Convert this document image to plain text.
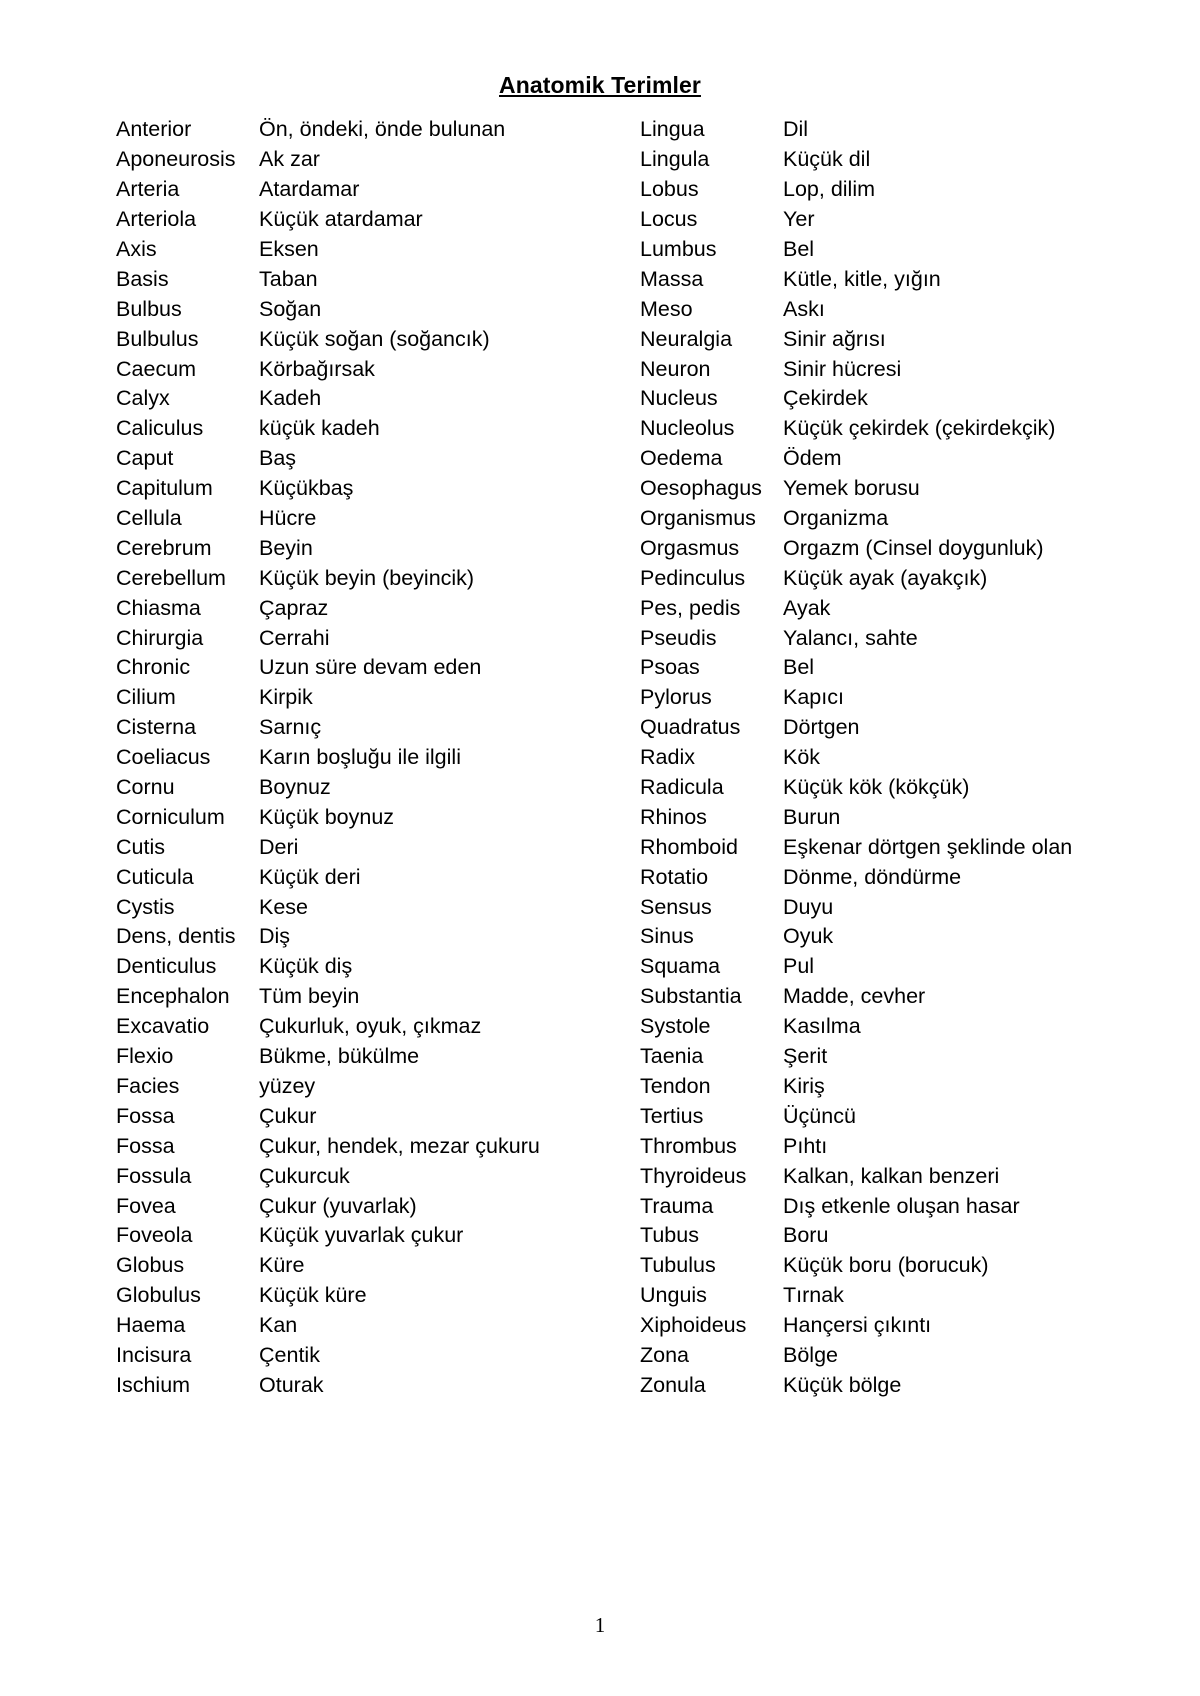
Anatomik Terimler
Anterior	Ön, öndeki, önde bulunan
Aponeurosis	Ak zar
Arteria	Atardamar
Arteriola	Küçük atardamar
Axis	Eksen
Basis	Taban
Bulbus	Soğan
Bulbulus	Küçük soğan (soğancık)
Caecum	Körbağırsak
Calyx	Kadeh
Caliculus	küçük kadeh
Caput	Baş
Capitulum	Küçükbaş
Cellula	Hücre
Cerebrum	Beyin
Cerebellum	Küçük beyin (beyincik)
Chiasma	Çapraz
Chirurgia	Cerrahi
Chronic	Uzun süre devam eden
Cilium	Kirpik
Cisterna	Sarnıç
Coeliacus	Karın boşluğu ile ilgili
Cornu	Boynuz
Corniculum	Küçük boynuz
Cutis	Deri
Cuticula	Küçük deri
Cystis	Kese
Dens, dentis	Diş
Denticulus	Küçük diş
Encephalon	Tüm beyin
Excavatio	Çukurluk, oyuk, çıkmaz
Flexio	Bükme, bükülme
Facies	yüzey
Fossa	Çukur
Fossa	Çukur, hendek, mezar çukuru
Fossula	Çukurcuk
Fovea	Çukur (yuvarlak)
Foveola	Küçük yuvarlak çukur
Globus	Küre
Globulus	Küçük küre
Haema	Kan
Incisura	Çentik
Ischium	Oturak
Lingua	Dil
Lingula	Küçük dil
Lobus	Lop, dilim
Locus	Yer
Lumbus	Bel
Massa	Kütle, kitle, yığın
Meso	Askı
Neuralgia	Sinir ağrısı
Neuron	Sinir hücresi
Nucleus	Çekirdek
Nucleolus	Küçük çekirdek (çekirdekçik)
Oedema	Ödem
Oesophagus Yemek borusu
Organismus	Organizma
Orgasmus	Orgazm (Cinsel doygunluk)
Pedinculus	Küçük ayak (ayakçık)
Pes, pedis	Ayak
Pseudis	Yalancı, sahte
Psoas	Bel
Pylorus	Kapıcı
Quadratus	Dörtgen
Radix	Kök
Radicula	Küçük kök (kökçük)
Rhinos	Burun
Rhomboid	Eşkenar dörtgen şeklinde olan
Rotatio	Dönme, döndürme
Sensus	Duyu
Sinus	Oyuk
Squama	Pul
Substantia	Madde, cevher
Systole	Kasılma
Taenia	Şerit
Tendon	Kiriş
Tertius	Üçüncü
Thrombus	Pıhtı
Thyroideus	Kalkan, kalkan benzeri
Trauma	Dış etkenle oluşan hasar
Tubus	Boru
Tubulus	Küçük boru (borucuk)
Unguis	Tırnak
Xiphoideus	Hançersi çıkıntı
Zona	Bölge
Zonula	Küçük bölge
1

★ ★ ★

The records above are to be reproduced exactly; the pictures are to be left out.

Convert this document image to plain text.
Anatomik Terimler
Anterior	Ön, öndeki, önde bulunan
Aponeurosis	Ak zar
Arteria	Atardamar
Arteriola	Küçük atardamar
Axis	Eksen
Basis	Taban
Bulbus	Soğan
Bulbulus	Küçük soğan (soğancık)
Caecum	Körbağırsak
Calyx	Kadeh
Caliculus	küçük kadeh
Caput	Baş
Capitulum	Küçükbaş
Cellula	Hücre
Cerebrum	Beyin
Cerebellum	Küçük beyin (beyincik)
Chiasma	Çapraz
Chirurgia	Cerrahi
Chronic	Uzun süre devam eden
Cilium	Kirpik
Cisterna	Sarnıç
Coeliacus	Karın boşluğu ile ilgili
Cornu	Boynuz
Corniculum	Küçük boynuz
Cutis	Deri
Cuticula	Küçük deri
Cystis	Kese
Dens, dentis	Diş
Denticulus	Küçük diş
Encephalon	Tüm beyin
Excavatio	Çukurluk, oyuk, çıkmaz
Flexio	Bükme, bükülme
Facies	yüzey
Fossa	Çukur
Fossa	Çukur, hendek, mezar çukuru
Fossula	Çukurcuk
Fovea	Çukur (yuvarlak)
Foveola	Küçük yuvarlak çukur
Globus	Küre
Globulus	Küçük küre
Haema	Kan
Incisura	Çentik
Ischium	Oturak
Lingua	Dil
Lingula	Küçük dil
Lobus	Lop, dilim
Locus	Yer
Lumbus	Bel
Massa	Kütle, kitle, yığın
Meso	Askı
Neuralgia	Sinir ağrısı
Neuron	Sinir hücresi
Nucleus	Çekirdek
Nucleolus	Küçük çekirdek (çekirdekçik)
Oedema	Ödem
Oesophagus Yemek borusu
Organismus	Organizma
Orgasmus	Orgazm (Cinsel doygunluk)
Pedinculus	Küçük ayak (ayakçık)
Pes, pedis	Ayak
Pseudis	Yalancı, sahte
Psoas	Bel
Pylorus	Kapıcı
Quadratus	Dörtgen
Radix	Kök
Radicula	Küçük kök (kökçük)
Rhinos	Burun
Rhomboid	Eşkenar dörtgen şeklinde olan
Rotatio	Dönme, döndürme
Sensus	Duyu
Sinus	Oyuk
Squama	Pul
Substantia	Madde, cevher
Systole	Kasılma
Taenia	Şerit
Tendon	Kiriş
Tertius	Üçüncü
Thrombus	Pıhtı
Thyroideus	Kalkan, kalkan benzeri
Trauma	Dış etkenle oluşan hasar
Tubus	Boru
Tubulus	Küçük boru (borucuk)
Unguis	Tırnak
Xiphoideus	Hançersi çıkıntı
Zona	Bölge
Zonula	Küçük bölge
1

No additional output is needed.